Extracted data entries
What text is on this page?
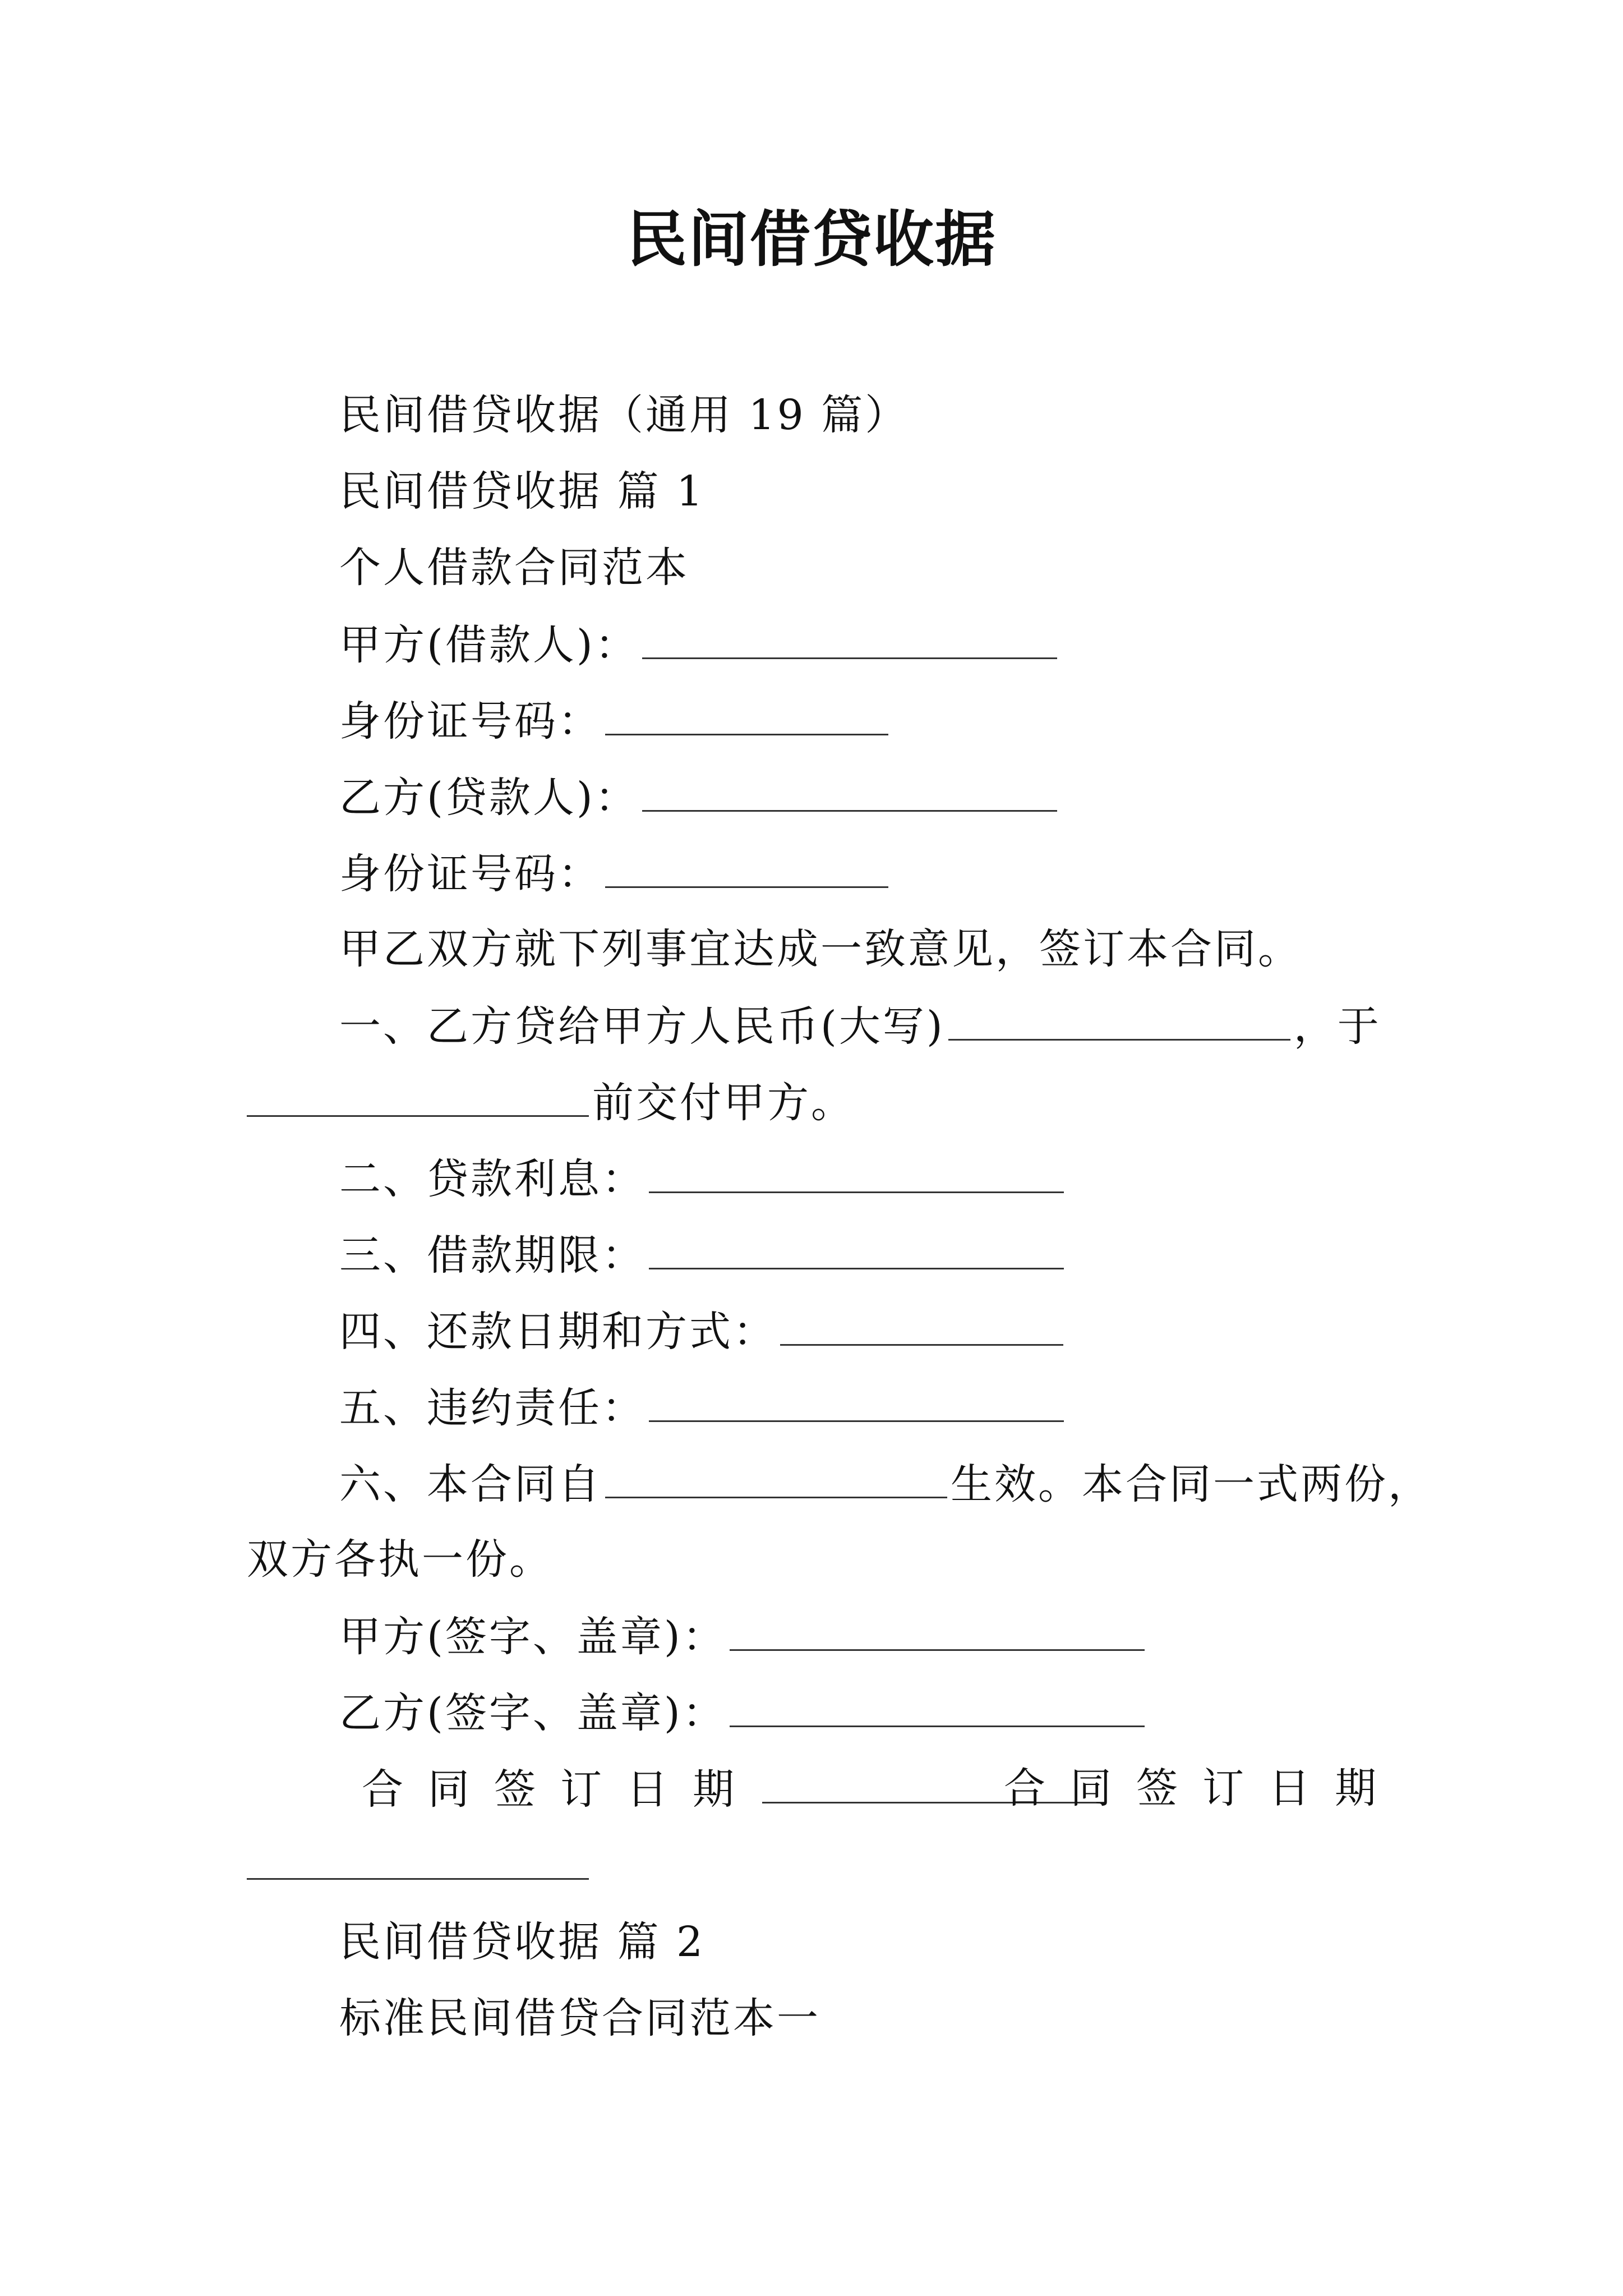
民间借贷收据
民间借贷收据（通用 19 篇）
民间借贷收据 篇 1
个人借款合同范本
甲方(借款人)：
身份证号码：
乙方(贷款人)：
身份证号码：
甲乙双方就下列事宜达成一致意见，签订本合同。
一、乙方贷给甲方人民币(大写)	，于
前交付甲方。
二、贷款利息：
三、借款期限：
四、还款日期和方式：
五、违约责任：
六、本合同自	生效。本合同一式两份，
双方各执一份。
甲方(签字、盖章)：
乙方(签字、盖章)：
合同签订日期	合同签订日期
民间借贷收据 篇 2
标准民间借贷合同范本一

> Short problem
Exclude the pictures and repeat every other part of the records word for word.

> Answer to the problem
What text is on this page?
民间借贷收据
民间借贷收据（通用 19 篇）
民间借贷收据 篇 1
个人借款合同范本
甲方(借款人)：
身份证号码：
乙方(贷款人)：
身份证号码：
甲乙双方就下列事宜达成一致意见，签订本合同。
一、乙方贷给甲方人民币(大写)	，于
前交付甲方。
二、贷款利息：
三、借款期限：
四、还款日期和方式：
五、违约责任：
六、本合同自	生效。本合同一式两份，
双方各执一份。
甲方(签字、盖章)：
乙方(签字、盖章)：
合同签订日期	合同签订日期
民间借贷收据 篇 2
标准民间借贷合同范本一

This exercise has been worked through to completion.